--- TO DO ---
Restate the whole listing word for word. Pictures are left out.

---

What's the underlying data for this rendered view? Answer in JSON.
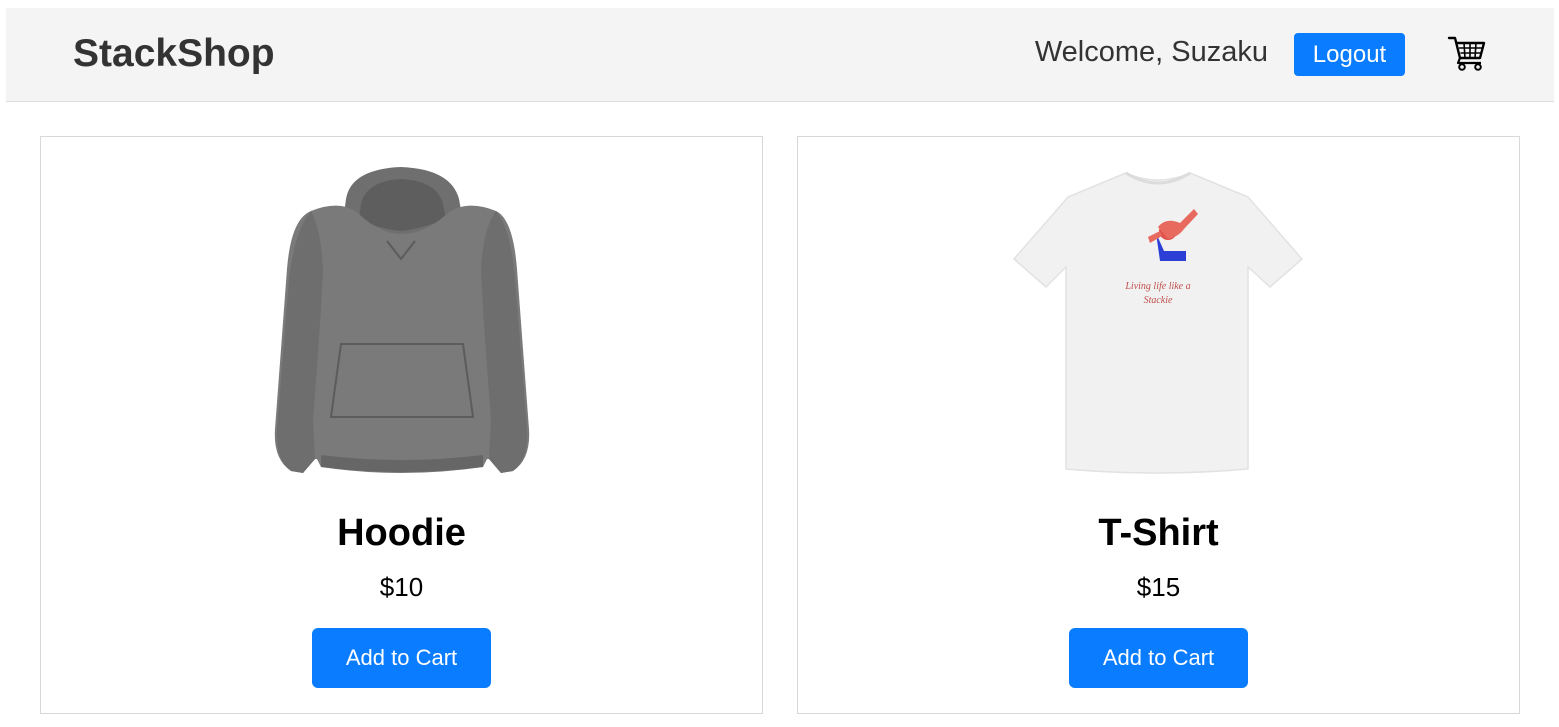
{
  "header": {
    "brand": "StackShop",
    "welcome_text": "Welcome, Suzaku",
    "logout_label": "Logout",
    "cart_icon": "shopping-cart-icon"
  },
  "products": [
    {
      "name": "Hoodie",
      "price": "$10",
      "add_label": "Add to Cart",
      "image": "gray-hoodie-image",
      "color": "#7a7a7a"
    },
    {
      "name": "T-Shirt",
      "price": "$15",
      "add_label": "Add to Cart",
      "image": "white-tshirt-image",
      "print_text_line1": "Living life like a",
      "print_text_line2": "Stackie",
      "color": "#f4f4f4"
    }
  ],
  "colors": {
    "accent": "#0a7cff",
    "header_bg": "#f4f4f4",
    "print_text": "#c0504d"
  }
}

---

--- OUTPUT FOR THIS EXERCISE ---
What's the underlying data for this rendered view? Answer in JSON.
{
  "header": {
    "brand": "StackShop",
    "welcome_text": "Welcome, Suzaku",
    "logout_label": "Logout",
    "cart_icon": "shopping-cart-icon"
  },
  "products": [
    {
      "name": "Hoodie",
      "price": "$10",
      "add_label": "Add to Cart",
      "image": "gray-hoodie-image",
      "color": "#7a7a7a"
    },
    {
      "name": "T-Shirt",
      "price": "$15",
      "add_label": "Add to Cart",
      "image": "white-tshirt-image",
      "print_text_line1": "Living life like a",
      "print_text_line2": "Stackie",
      "color": "#f4f4f4"
    }
  ],
  "colors": {
    "accent": "#0a7cff",
    "header_bg": "#f4f4f4",
    "print_text": "#c0504d"
  }
}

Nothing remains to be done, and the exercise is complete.